--- START ---

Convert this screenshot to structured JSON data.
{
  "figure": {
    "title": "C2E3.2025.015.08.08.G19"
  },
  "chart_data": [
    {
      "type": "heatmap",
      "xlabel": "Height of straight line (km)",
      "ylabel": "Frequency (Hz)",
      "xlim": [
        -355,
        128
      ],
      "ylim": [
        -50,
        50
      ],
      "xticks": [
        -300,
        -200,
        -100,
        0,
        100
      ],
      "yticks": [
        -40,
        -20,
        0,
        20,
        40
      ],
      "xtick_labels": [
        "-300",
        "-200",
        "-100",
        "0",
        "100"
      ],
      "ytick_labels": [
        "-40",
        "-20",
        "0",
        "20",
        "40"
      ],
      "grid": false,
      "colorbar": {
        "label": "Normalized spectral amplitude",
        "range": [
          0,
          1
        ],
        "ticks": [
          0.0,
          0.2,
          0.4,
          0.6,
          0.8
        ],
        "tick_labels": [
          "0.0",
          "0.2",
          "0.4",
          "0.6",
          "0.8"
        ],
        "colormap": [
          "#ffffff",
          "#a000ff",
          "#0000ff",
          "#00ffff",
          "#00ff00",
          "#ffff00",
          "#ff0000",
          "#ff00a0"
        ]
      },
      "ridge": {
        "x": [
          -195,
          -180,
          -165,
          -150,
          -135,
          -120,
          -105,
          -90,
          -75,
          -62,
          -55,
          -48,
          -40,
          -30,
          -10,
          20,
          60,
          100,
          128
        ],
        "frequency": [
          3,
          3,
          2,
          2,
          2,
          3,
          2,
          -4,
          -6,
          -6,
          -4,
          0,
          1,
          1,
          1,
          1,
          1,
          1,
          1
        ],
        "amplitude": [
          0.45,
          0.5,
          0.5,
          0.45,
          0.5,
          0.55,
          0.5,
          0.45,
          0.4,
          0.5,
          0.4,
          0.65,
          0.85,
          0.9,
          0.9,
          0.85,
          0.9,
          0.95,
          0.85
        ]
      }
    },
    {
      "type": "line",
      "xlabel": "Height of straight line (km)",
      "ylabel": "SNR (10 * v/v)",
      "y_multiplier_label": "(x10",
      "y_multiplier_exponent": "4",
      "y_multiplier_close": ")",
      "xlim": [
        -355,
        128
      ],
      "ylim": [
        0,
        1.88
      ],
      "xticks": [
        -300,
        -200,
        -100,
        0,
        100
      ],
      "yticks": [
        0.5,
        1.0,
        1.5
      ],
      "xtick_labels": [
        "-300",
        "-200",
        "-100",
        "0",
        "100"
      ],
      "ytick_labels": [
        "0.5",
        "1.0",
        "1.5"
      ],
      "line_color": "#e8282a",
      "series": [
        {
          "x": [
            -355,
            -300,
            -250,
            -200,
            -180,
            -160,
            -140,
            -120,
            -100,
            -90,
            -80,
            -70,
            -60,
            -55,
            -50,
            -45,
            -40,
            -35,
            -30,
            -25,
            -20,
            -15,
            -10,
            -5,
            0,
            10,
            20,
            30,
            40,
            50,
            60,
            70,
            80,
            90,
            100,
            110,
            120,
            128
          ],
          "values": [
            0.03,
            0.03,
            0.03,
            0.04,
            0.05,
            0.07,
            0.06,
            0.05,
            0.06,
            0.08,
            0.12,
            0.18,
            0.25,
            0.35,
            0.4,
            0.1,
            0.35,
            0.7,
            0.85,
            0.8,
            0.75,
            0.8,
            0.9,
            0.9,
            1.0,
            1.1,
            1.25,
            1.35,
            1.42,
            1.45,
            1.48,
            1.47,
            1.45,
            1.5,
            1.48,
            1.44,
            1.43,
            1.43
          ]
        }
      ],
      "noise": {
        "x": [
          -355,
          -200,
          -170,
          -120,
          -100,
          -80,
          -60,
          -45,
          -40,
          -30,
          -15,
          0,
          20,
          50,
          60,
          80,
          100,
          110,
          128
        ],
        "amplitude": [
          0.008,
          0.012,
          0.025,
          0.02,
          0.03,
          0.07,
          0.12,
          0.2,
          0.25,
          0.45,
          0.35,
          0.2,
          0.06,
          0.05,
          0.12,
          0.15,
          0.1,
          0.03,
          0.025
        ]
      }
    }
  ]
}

--- END ---

■ **TO DO**
Transcribe all of the lines in the records precisely.

■ **REPLY**
Convert this screenshot to structured JSON data.
{
  "figure": {
    "title": "C2E3.2025.015.08.08.G19"
  },
  "chart_data": [
    {
      "type": "heatmap",
      "xlabel": "Height of straight line (km)",
      "ylabel": "Frequency (Hz)",
      "xlim": [
        -355,
        128
      ],
      "ylim": [
        -50,
        50
      ],
      "xticks": [
        -300,
        -200,
        -100,
        0,
        100
      ],
      "yticks": [
        -40,
        -20,
        0,
        20,
        40
      ],
      "xtick_labels": [
        "-300",
        "-200",
        "-100",
        "0",
        "100"
      ],
      "ytick_labels": [
        "-40",
        "-20",
        "0",
        "20",
        "40"
      ],
      "grid": false,
      "colorbar": {
        "label": "Normalized spectral amplitude",
        "range": [
          0,
          1
        ],
        "ticks": [
          0.0,
          0.2,
          0.4,
          0.6,
          0.8
        ],
        "tick_labels": [
          "0.0",
          "0.2",
          "0.4",
          "0.6",
          "0.8"
        ],
        "colormap": [
          "#ffffff",
          "#a000ff",
          "#0000ff",
          "#00ffff",
          "#00ff00",
          "#ffff00",
          "#ff0000",
          "#ff00a0"
        ]
      },
      "ridge": {
        "x": [
          -195,
          -180,
          -165,
          -150,
          -135,
          -120,
          -105,
          -90,
          -75,
          -62,
          -55,
          -48,
          -40,
          -30,
          -10,
          20,
          60,
          100,
          128
        ],
        "frequency": [
          3,
          3,
          2,
          2,
          2,
          3,
          2,
          -4,
          -6,
          -6,
          -4,
          0,
          1,
          1,
          1,
          1,
          1,
          1,
          1
        ],
        "amplitude": [
          0.45,
          0.5,
          0.5,
          0.45,
          0.5,
          0.55,
          0.5,
          0.45,
          0.4,
          0.5,
          0.4,
          0.65,
          0.85,
          0.9,
          0.9,
          0.85,
          0.9,
          0.95,
          0.85
        ]
      }
    },
    {
      "type": "line",
      "xlabel": "Height of straight line (km)",
      "ylabel": "SNR (10 * v/v)",
      "y_multiplier_label": "(x10",
      "y_multiplier_exponent": "4",
      "y_multiplier_close": ")",
      "xlim": [
        -355,
        128
      ],
      "ylim": [
        0,
        1.88
      ],
      "xticks": [
        -300,
        -200,
        -100,
        0,
        100
      ],
      "yticks": [
        0.5,
        1.0,
        1.5
      ],
      "xtick_labels": [
        "-300",
        "-200",
        "-100",
        "0",
        "100"
      ],
      "ytick_labels": [
        "0.5",
        "1.0",
        "1.5"
      ],
      "line_color": "#e8282a",
      "series": [
        {
          "x": [
            -355,
            -300,
            -250,
            -200,
            -180,
            -160,
            -140,
            -120,
            -100,
            -90,
            -80,
            -70,
            -60,
            -55,
            -50,
            -45,
            -40,
            -35,
            -30,
            -25,
            -20,
            -15,
            -10,
            -5,
            0,
            10,
            20,
            30,
            40,
            50,
            60,
            70,
            80,
            90,
            100,
            110,
            120,
            128
          ],
          "values": [
            0.03,
            0.03,
            0.03,
            0.04,
            0.05,
            0.07,
            0.06,
            0.05,
            0.06,
            0.08,
            0.12,
            0.18,
            0.25,
            0.35,
            0.4,
            0.1,
            0.35,
            0.7,
            0.85,
            0.8,
            0.75,
            0.8,
            0.9,
            0.9,
            1.0,
            1.1,
            1.25,
            1.35,
            1.42,
            1.45,
            1.48,
            1.47,
            1.45,
            1.5,
            1.48,
            1.44,
            1.43,
            1.43
          ]
        }
      ],
      "noise": {
        "x": [
          -355,
          -200,
          -170,
          -120,
          -100,
          -80,
          -60,
          -45,
          -40,
          -30,
          -15,
          0,
          20,
          50,
          60,
          80,
          100,
          110,
          128
        ],
        "amplitude": [
          0.008,
          0.012,
          0.025,
          0.02,
          0.03,
          0.07,
          0.12,
          0.2,
          0.25,
          0.45,
          0.35,
          0.2,
          0.06,
          0.05,
          0.12,
          0.15,
          0.1,
          0.03,
          0.025
        ]
      }
    }
  ]
}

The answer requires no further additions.